──────── Sayfa alıntısı ────────
Mlliyet Milliyet Blog Milliyet Blog
 
Facebook Connect
Blog Kategorileri
 

17 Eylül '07

 
Kategori
Aşk - Evlilik
 

Evlilik öncesi uzun nişanlılık dönemi iki kişinin birbirini tanımasına yetmiyor

Evlilik öncesi uzun nişanlılık dönemi iki kişinin birbirini tanımasına yetmiyor
 

Evlilik konusunda çok söylenen bir söz vardır; “evlilik aşkı öldürür”

Peki neden böyledir.

Bence herkes imzayı atıncaya kadar farklı, imza atıldıkdan sonra farklı görünmektedir. Bundan sonra sık kullanılan söz de “yazık seni tanıyamamışım, oysa senin için saçımı süpürge yapmışım.”lafıdır.

Evlilik de asıl sorun, birbirlerini yeterince tanımayan iki insanın, sırf toplumda hoş görülmek için, arkadaşlarından, anne babasından söz gelmesin diye, imza kararını almalarıyla başlar. İmzadan sonra, artık kişinin karşı tarafdaki insan tarafından iyi karşılanmayacak yanları makyajlanmamaktadır. Maskeler kaldırılmıştır. Herkes gerçek yüzünü göstermektedir. O zaman anlar iki insan, birbirlerine çok yabancı olduklarını. Ardından şiddet ve daha sonra boşanma gelir.
────────
### Yapılacak işler
A: Evlilik üzerine yazıda "Peki neden böyledir." ile başlayıp "sonra boşanma gelir." ile biten kısmı birebir çoğaltın.
B: Evlilik üzerine yazıyı bittiği yerden alıp sürdürün.
Veriler başka bir kaynaktan alınmıştır.
──────── Veriler ────────
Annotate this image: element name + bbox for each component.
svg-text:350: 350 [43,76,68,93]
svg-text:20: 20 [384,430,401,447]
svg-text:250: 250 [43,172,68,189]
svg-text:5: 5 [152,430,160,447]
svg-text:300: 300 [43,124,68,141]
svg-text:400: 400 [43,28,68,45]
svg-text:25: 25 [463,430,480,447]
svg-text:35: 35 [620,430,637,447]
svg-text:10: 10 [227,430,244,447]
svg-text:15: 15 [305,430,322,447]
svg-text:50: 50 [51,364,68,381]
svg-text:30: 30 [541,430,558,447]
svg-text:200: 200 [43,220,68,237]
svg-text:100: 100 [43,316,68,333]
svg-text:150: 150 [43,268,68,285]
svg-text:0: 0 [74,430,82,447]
────────
### Verilen cevaplar
A:
Peki neden böyledir.

Bence herkes imzayı atıncaya kadar farklı, imza atıldıkdan sonra farklı görünmektedir. Bundan sonra sık kullanılan söz de “yazık seni tanıyamamışım, oysa senin için saçımı süpürge yapmışım.”lafıdır.

Evlilik de asıl sorun, birbirlerini yeterince tanımayan iki insanın, sırf toplumda hoş görülmek için, arkadaşlarından, anne babasından söz gelmesin diye, imza kararını almalarıyla başlar. İmzadan sonra, artık kişinin karşı tarafdaki insan tarafından iyi karşılanmayacak yanları makyajlanmamaktadır. Maskeler kaldırılmıştır. Herkes gerçek yüzünü göstermektedir. O zaman anlar iki insan, birbirlerine çok yabancı olduklarını. Ardından şiddet ve daha sonra boşanma gelir.

B:
Neden böyle olur?

Çünkü bir insanı tanımak kolay değildir.

Bir çoğumuz üniversite okuduk. Okurken çok samimi olup da, asla kavga etmeyiz, anlaşmazlığa düşmeyiz diyerek, ev arkadaşı olarak seçtiğimiz insanın, aynı evi paylaşmaya, aynı lavaboyu, tuvaleti, mutfağı kullanmaya başladığımız zaman işlerin nasıl da değiştiği gördük. Çok iyi dostumuz olan arkadaşımızın kısa zamanda düşmanımız haline gelmiştir. Evlilikte ev arkadaşlığında olmayan ek sorumluluklarda vardır.

İnsanı tanımanın zor olduğunu anlatmak için bunları yazıyorum. Ayrıca evlilik olayında, “birbirini yeterince tanımadan yapılmış evliliklerin hepsi de kötü gidecek” diye bir kural da yoktur.

Uzun nişanlılık dönemi de birbirini tanımaya yetmez. Sanal ortamda da, telefon görüşmeleri ile de bir insanı tanıyamazsınız. Ama birkaç saatlik çarşı gezmesi bayanın durumu hakkında çok şeyin fikrini verir.

Ama yine de karşı tarafı tanımak zordur. Ben altı yıl flört edip sonra evlenen, daha sonra 15 günde boşanma kararı alan çift biliyorum.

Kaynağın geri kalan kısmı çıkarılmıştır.